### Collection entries
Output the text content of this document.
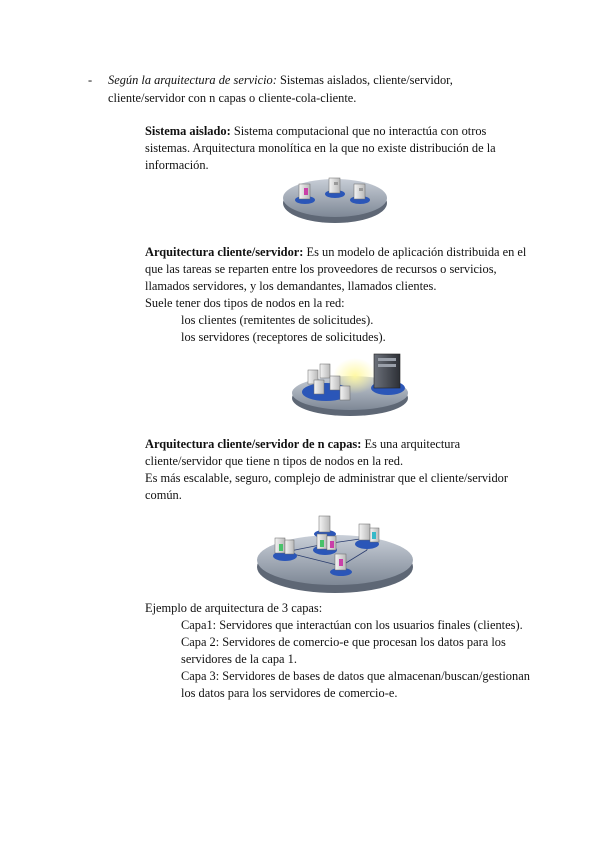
- Según la arquitectura de servicio: Sistemas aislados, cliente/servidor,
cliente/servidor con n capas o cliente-cola-cliente.
Sistema aislado: Sistema computacional que no interactúa con otros
sistemas. Arquitectura monolítica en la que no existe distribución de la
información.
Arquitectura cliente/servidor: Es un modelo de aplicación distribuida en el
que las tareas se reparten entre los proveedores de recursos o servicios,
llamados servidores, y los demandantes, llamados clientes.
Suele tener dos tipos de nodos en la red:
los clientes (remitentes de solicitudes).
los servidores (receptores de solicitudes).
Arquitectura cliente/servidor de n capas: Es una arquitectura
cliente/servidor que tiene n tipos de nodos en la red.
Es más escalable, seguro, complejo de administrar que el cliente/servidor
común.
Ejemplo de arquitectura de 3 capas:
Capa1: Servidores que interactúan con los usuarios finales (clientes).
Capa 2: Servidores de comercio-e que procesan los datos para los
servidores de la capa 1.
Capa 3: Servidores de bases de datos que almacenan/buscan/gestionan
los datos para los servidores de comercio-e.
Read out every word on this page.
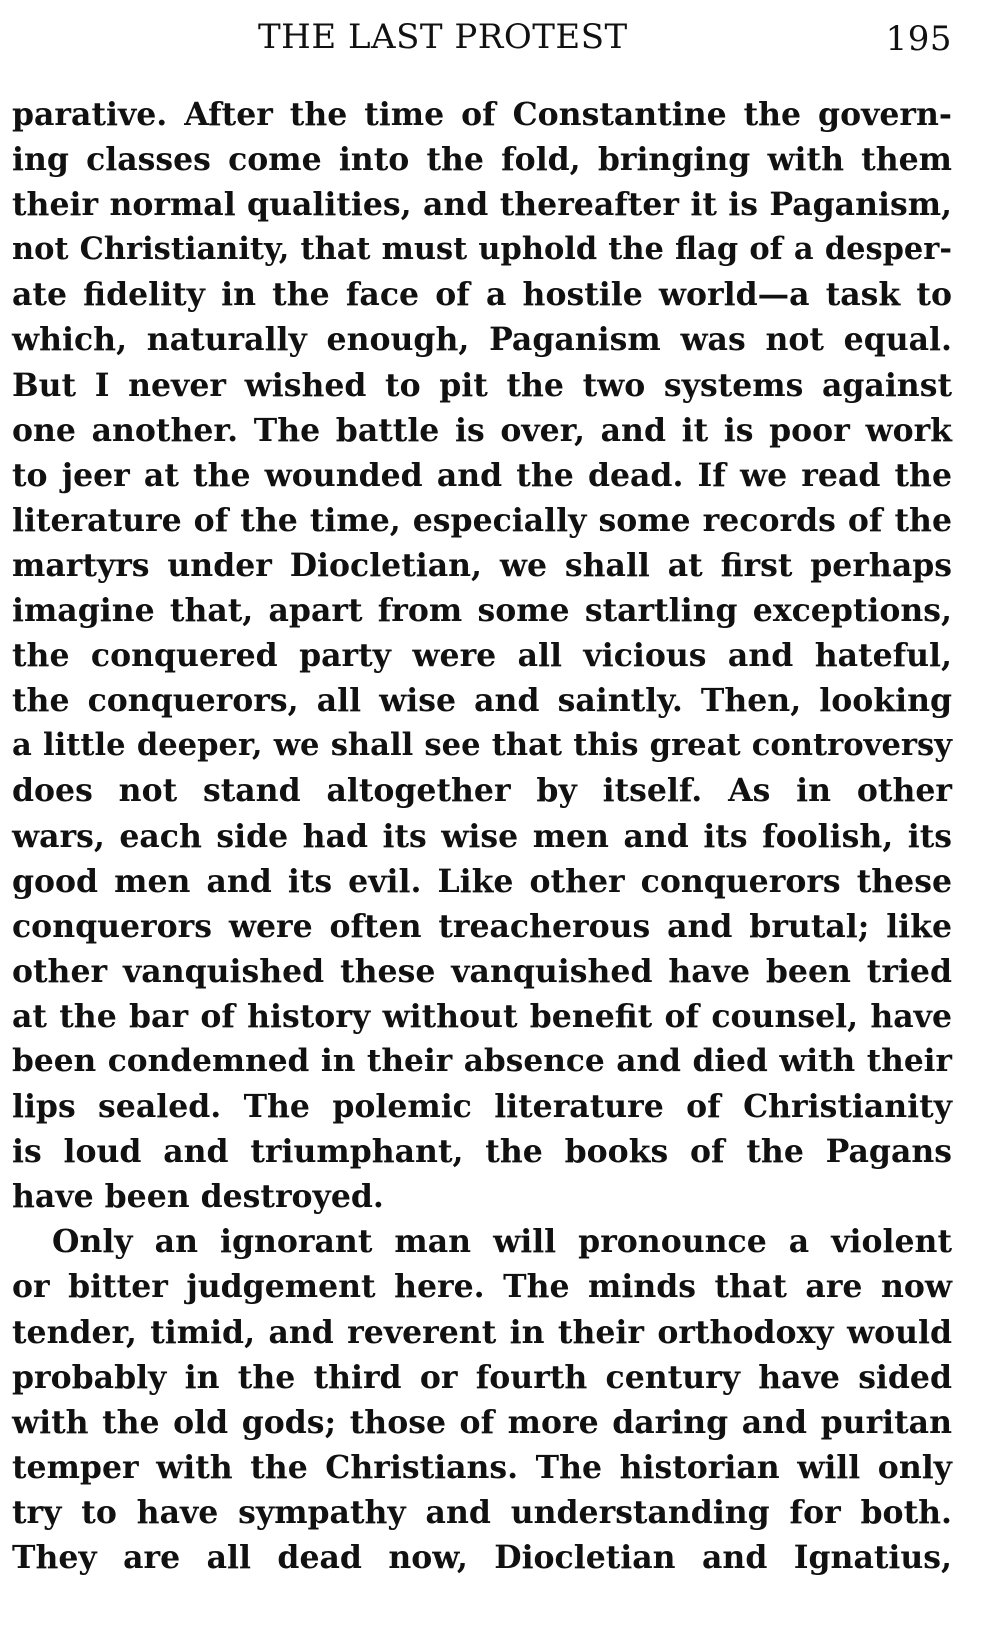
THE LAST PROTEST	195
parative. After the time of Constantine the govern-
ing classes come into the fold, bringing with them
their normal qualities, and thereafter it is Paganism,
not Christianity, that must uphold the flag of a desper-
ate fidelity in the face of a hostile world—a task to
which, naturally enough, Paganism was not equal.
But I never wished to pit the two systems against
one another. The battle is over, and it is poor work
to jeer at the wounded and the dead. If we read the
literature of the time, especially some records of the
martyrs under Diocletian, we shall at first perhaps
imagine that, apart from some startling exceptions,
the conquered party were all vicious and hateful,
the conquerors, all wise and saintly. Then, looking
a little deeper, we shall see that this great controversy
does not stand altogether by itself. As in other
wars, each side had its wise men and its foolish, its
good men and its evil. Like other conquerors these
conquerors were often treacherous and brutal; like
other vanquished these vanquished have been tried
at the bar of history without benefit of counsel, have
been condemned in their absence and died with their
lips sealed. The polemic literature of Christianity
is loud and triumphant, the books of the Pagans
have been destroyed.
Only an ignorant man will pronounce a violent
or bitter judgement here. The minds that are now
tender, timid, and reverent in their orthodoxy would
probably in the third or fourth century have sided
with the old gods; those of more daring and puritan
temper with the Christians. The historian will only
try to have sympathy and understanding for both.
They are all dead now, Diocletian and Ignatius,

### Goal of the exercise
Count the lines of the data that contain the string "will", and reply with that number alone.

### Correct response
2